*Records for processing*.
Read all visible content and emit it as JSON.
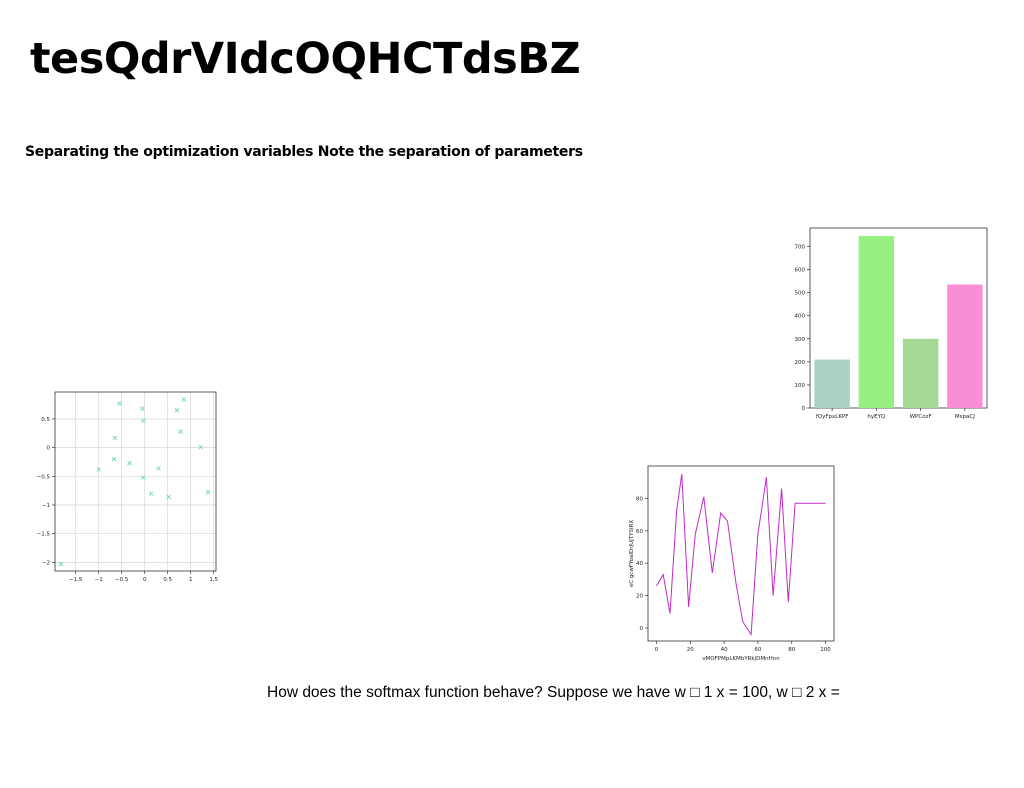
{
  "document": {
    "title": "tesQdrVIdcOQHCTdsBZ",
    "subtitle": "Separating the optimization variables Note the separation of parameters",
    "paragraph": "How does the softmax function behave? Suppose we have w □ 1 x = 100, w □ 2 x ="
  },
  "chart_data": [
    {
      "type": "bar",
      "categories": [
        "fQyFpxLKPF",
        "hyEYQ",
        "WPCozF",
        "MspaCJ"
      ],
      "values": [
        210,
        745,
        300,
        535
      ],
      "colors": [
        "#aad1c2",
        "#98ef82",
        "#a6d895",
        "#f98dd6"
      ],
      "ylim": [
        0,
        780
      ],
      "yticks": [
        0,
        100,
        200,
        300,
        400,
        500,
        600,
        700
      ],
      "xlabel": "",
      "ylabel": "",
      "title": "",
      "grid": false
    },
    {
      "type": "scatter",
      "marker": "x",
      "color": "#7fd8c6",
      "x": [
        -1.82,
        -0.55,
        -0.05,
        0.85,
        -0.65,
        0.7,
        -0.03,
        0.78,
        -1.0,
        -0.67,
        -0.33,
        1.22,
        0.3,
        -0.03,
        0.14,
        0.52,
        1.38
      ],
      "y": [
        -2.03,
        0.77,
        0.68,
        0.84,
        0.17,
        0.65,
        0.47,
        0.28,
        -0.38,
        -0.2,
        -0.27,
        0.01,
        -0.36,
        -0.52,
        -0.8,
        -0.86,
        -0.78
      ],
      "xlim": [
        -1.95,
        1.55
      ],
      "ylim": [
        -2.15,
        0.97
      ],
      "xticks": [
        -1.5,
        -1.0,
        -0.5,
        0.0,
        0.5,
        1.0,
        1.5
      ],
      "yticks": [
        -2.0,
        -1.5,
        -1.0,
        -0.5,
        0.0,
        0.5
      ],
      "xlabel": "",
      "ylabel": "",
      "title": "",
      "grid": true
    },
    {
      "type": "line",
      "color": "#c02ac8",
      "x": [
        0,
        4,
        8,
        12,
        15,
        19,
        23,
        28,
        33,
        38,
        42,
        47,
        51,
        56,
        60,
        65,
        69,
        74,
        78,
        82,
        85,
        89,
        93,
        97,
        100
      ],
      "y": [
        26,
        33,
        9,
        73,
        95,
        13,
        58,
        81,
        34,
        71,
        66,
        28,
        4,
        -4,
        58,
        93,
        20,
        86,
        16,
        77,
        77,
        77,
        77,
        77,
        77
      ],
      "xlim": [
        -5,
        105
      ],
      "ylim": [
        -8,
        100
      ],
      "xticks": [
        0,
        20,
        40,
        60,
        80,
        100
      ],
      "yticks": [
        0,
        20,
        40,
        60,
        80
      ],
      "xlabel": "vMOFPMpLKMbYRkjDMnHnn",
      "ylabel": "eC gcwFYoaIDrJUJTYSIRX",
      "title": "",
      "grid": false
    }
  ]
}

*Written task*.
All of the data needs repeating exactly, but the pictures do not.

*Task result*.
Read all visible content and emit it as JSON.
{
  "document": {
    "title": "tesQdrVIdcOQHCTdsBZ",
    "subtitle": "Separating the optimization variables Note the separation of parameters",
    "paragraph": "How does the softmax function behave? Suppose we have w □ 1 x = 100, w □ 2 x ="
  },
  "chart_data": [
    {
      "type": "bar",
      "categories": [
        "fQyFpxLKPF",
        "hyEYQ",
        "WPCozF",
        "MspaCJ"
      ],
      "values": [
        210,
        745,
        300,
        535
      ],
      "colors": [
        "#aad1c2",
        "#98ef82",
        "#a6d895",
        "#f98dd6"
      ],
      "ylim": [
        0,
        780
      ],
      "yticks": [
        0,
        100,
        200,
        300,
        400,
        500,
        600,
        700
      ],
      "xlabel": "",
      "ylabel": "",
      "title": "",
      "grid": false
    },
    {
      "type": "scatter",
      "marker": "x",
      "color": "#7fd8c6",
      "x": [
        -1.82,
        -0.55,
        -0.05,
        0.85,
        -0.65,
        0.7,
        -0.03,
        0.78,
        -1.0,
        -0.67,
        -0.33,
        1.22,
        0.3,
        -0.03,
        0.14,
        0.52,
        1.38
      ],
      "y": [
        -2.03,
        0.77,
        0.68,
        0.84,
        0.17,
        0.65,
        0.47,
        0.28,
        -0.38,
        -0.2,
        -0.27,
        0.01,
        -0.36,
        -0.52,
        -0.8,
        -0.86,
        -0.78
      ],
      "xlim": [
        -1.95,
        1.55
      ],
      "ylim": [
        -2.15,
        0.97
      ],
      "xticks": [
        -1.5,
        -1.0,
        -0.5,
        0.0,
        0.5,
        1.0,
        1.5
      ],
      "yticks": [
        -2.0,
        -1.5,
        -1.0,
        -0.5,
        0.0,
        0.5
      ],
      "xlabel": "",
      "ylabel": "",
      "title": "",
      "grid": true
    },
    {
      "type": "line",
      "color": "#c02ac8",
      "x": [
        0,
        4,
        8,
        12,
        15,
        19,
        23,
        28,
        33,
        38,
        42,
        47,
        51,
        56,
        60,
        65,
        69,
        74,
        78,
        82,
        85,
        89,
        93,
        97,
        100
      ],
      "y": [
        26,
        33,
        9,
        73,
        95,
        13,
        58,
        81,
        34,
        71,
        66,
        28,
        4,
        -4,
        58,
        93,
        20,
        86,
        16,
        77,
        77,
        77,
        77,
        77,
        77
      ],
      "xlim": [
        -5,
        105
      ],
      "ylim": [
        -8,
        100
      ],
      "xticks": [
        0,
        20,
        40,
        60,
        80,
        100
      ],
      "yticks": [
        0,
        20,
        40,
        60,
        80
      ],
      "xlabel": "vMOFPMpLKMbYRkjDMnHnn",
      "ylabel": "eC gcwFYoaIDrJUJTYSIRX",
      "title": "",
      "grid": false
    }
  ]
}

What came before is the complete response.